Excerpt from a dataset:
— Begin —
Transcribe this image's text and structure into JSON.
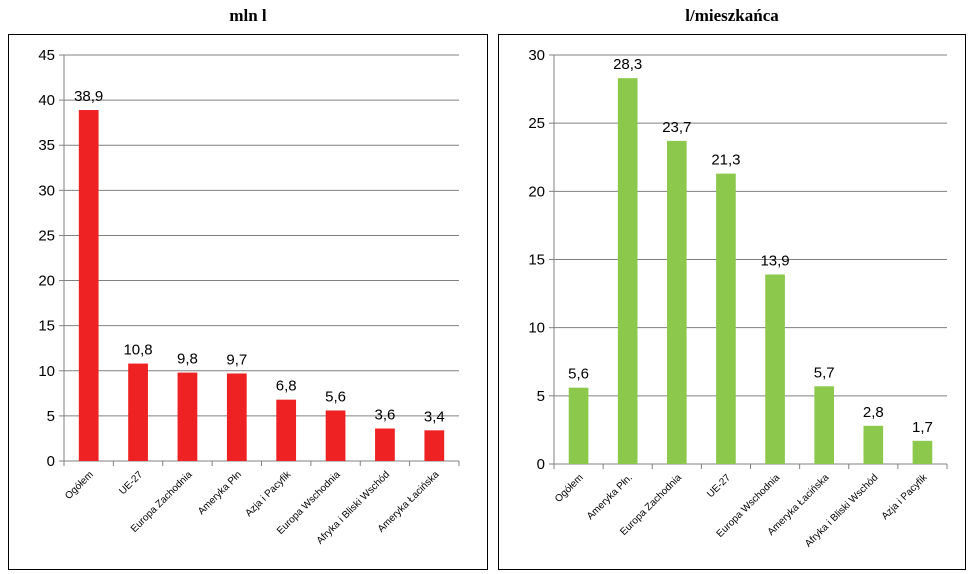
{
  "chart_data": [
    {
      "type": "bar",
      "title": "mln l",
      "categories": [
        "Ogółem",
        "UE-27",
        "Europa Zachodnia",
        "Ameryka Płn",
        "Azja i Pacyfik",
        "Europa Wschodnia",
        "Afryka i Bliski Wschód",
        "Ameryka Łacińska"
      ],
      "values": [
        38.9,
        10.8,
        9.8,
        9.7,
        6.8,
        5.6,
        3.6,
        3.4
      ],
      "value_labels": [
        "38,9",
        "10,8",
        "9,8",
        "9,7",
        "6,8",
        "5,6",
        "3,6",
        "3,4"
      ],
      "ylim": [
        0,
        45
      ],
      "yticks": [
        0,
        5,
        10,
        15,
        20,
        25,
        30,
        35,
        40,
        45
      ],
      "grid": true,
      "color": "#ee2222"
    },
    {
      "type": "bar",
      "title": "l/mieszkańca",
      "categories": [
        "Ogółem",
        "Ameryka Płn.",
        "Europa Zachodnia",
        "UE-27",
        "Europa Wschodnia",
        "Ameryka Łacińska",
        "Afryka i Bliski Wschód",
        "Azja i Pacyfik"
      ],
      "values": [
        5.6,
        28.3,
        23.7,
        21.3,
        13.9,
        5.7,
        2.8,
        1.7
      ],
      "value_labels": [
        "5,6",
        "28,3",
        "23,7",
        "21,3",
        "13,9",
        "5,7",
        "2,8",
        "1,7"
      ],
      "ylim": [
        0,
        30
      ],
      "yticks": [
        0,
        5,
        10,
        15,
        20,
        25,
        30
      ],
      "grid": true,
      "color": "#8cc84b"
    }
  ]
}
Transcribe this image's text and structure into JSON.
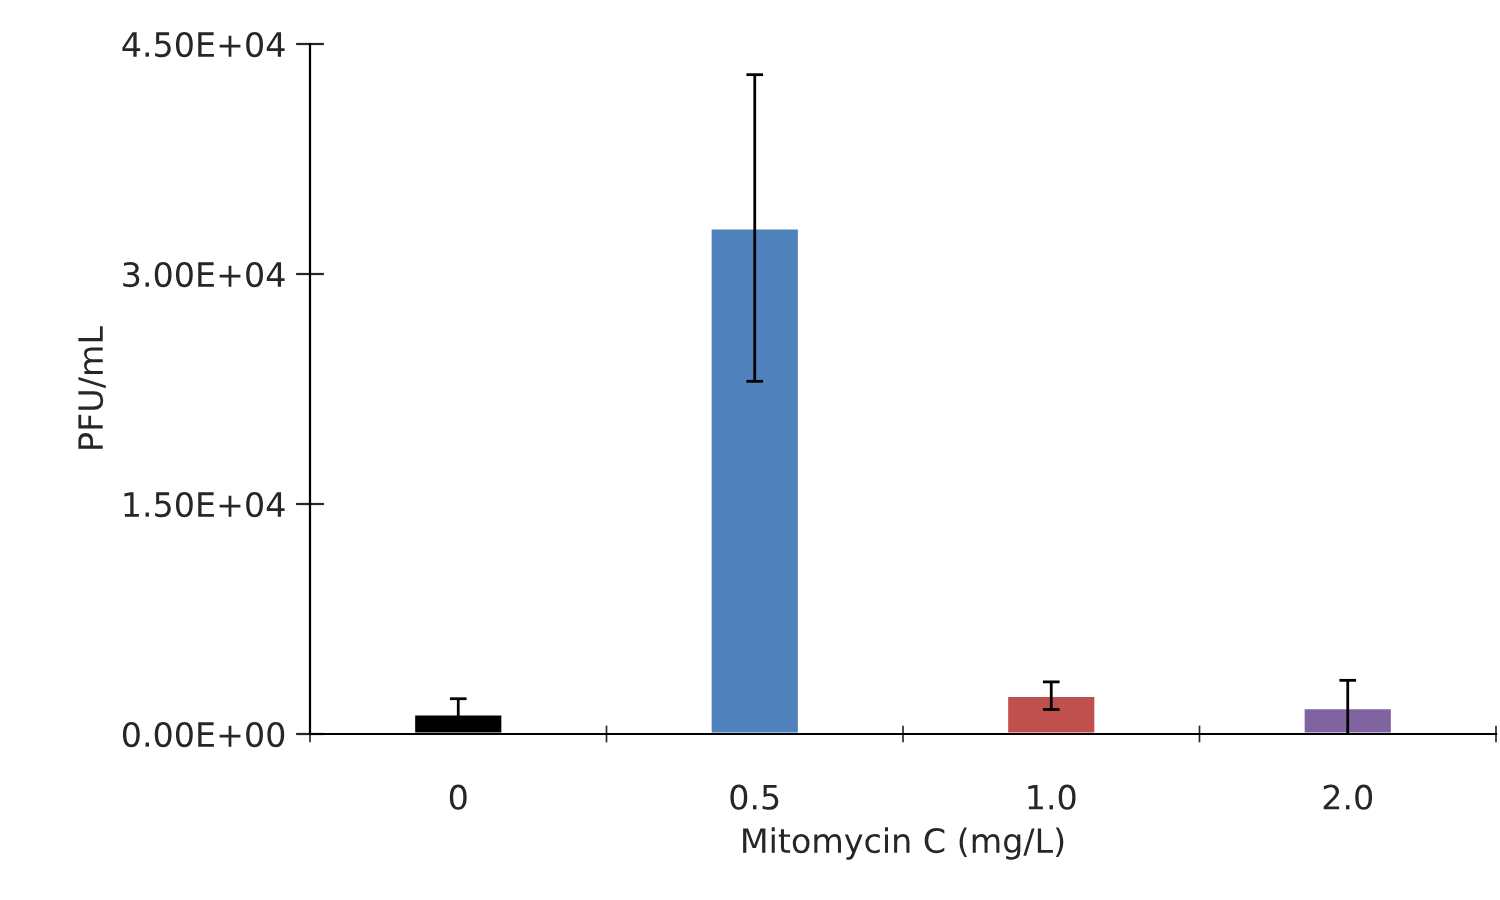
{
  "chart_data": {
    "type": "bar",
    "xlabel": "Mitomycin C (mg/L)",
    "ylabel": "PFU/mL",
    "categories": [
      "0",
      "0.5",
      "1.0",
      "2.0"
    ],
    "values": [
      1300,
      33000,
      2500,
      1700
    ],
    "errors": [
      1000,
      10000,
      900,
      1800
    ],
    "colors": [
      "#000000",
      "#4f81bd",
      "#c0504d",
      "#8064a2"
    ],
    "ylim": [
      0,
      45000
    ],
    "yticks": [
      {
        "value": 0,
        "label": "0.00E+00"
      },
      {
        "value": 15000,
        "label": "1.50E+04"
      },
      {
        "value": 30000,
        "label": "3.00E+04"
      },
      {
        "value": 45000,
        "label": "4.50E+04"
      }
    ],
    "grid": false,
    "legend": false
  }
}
— End —
— Begin —
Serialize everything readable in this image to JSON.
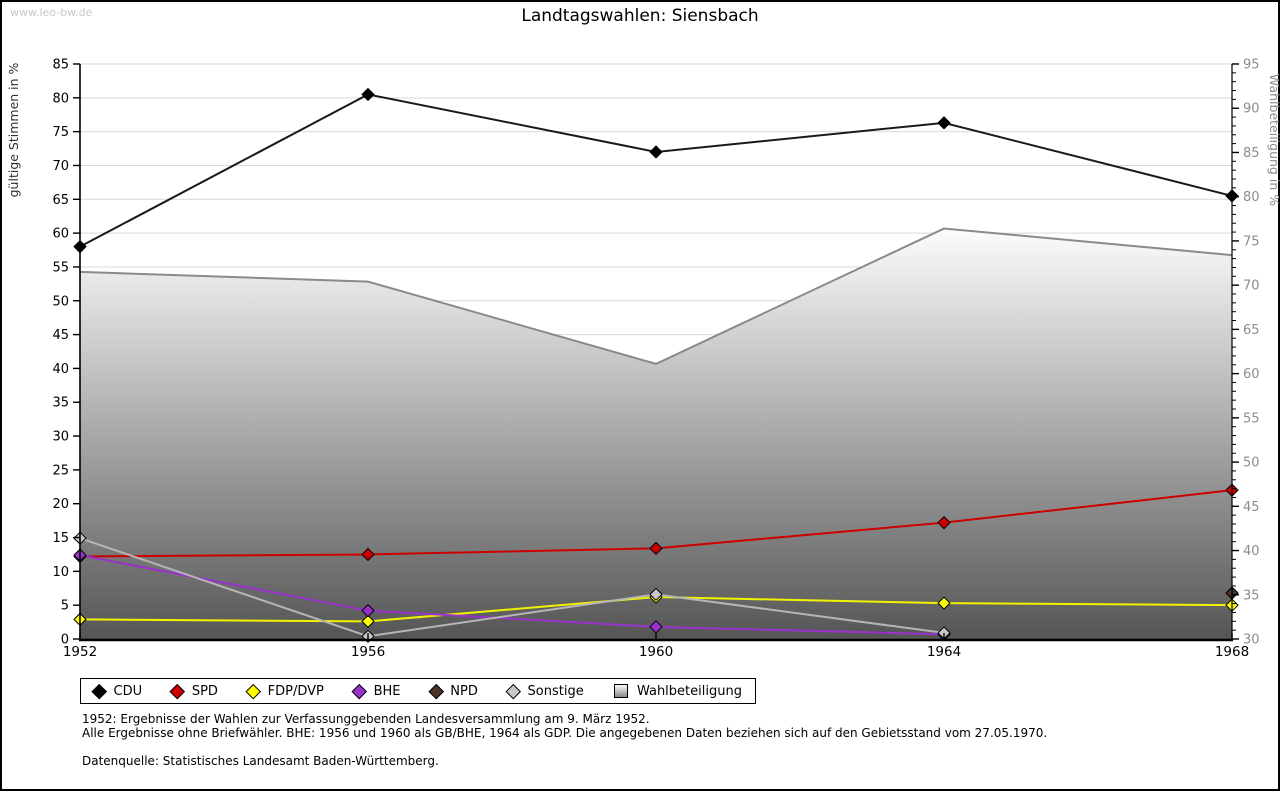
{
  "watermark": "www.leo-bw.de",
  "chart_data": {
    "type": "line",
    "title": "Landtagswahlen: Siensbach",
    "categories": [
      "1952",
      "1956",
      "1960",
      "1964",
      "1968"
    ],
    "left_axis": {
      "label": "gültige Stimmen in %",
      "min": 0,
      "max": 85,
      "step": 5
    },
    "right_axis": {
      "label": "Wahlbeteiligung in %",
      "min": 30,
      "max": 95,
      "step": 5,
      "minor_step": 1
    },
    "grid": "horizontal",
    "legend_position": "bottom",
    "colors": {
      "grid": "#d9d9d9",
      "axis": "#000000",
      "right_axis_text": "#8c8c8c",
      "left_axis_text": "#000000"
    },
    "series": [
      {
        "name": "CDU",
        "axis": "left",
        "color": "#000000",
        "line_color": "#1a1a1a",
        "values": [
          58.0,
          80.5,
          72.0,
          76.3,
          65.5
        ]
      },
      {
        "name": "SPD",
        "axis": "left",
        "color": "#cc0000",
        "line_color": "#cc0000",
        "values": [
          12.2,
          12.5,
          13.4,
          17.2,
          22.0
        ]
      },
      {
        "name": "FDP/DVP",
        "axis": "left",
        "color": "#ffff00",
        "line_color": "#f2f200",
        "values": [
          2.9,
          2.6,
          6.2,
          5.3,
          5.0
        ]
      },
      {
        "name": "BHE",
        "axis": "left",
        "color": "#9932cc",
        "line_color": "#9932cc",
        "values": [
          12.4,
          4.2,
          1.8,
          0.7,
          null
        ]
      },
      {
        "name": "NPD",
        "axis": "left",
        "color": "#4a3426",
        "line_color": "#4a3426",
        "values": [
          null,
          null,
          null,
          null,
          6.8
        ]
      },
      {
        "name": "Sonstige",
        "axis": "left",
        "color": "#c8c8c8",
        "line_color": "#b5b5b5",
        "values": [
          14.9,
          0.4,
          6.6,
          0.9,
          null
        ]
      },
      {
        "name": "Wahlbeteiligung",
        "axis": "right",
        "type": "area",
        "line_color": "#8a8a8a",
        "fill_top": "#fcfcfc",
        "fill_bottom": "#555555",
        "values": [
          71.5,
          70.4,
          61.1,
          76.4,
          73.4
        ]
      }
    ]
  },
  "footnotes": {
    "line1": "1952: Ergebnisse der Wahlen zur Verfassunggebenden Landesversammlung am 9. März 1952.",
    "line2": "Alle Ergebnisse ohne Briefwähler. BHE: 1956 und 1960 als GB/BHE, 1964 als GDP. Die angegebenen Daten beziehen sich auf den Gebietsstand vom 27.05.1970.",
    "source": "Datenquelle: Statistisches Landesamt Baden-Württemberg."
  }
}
— End —
Pull out all lines from the entries above in which the word "Wahlbeteiligung" appears.

      "label": "Wahlbeteiligung in %",
        "name": "Wahlbeteiligung",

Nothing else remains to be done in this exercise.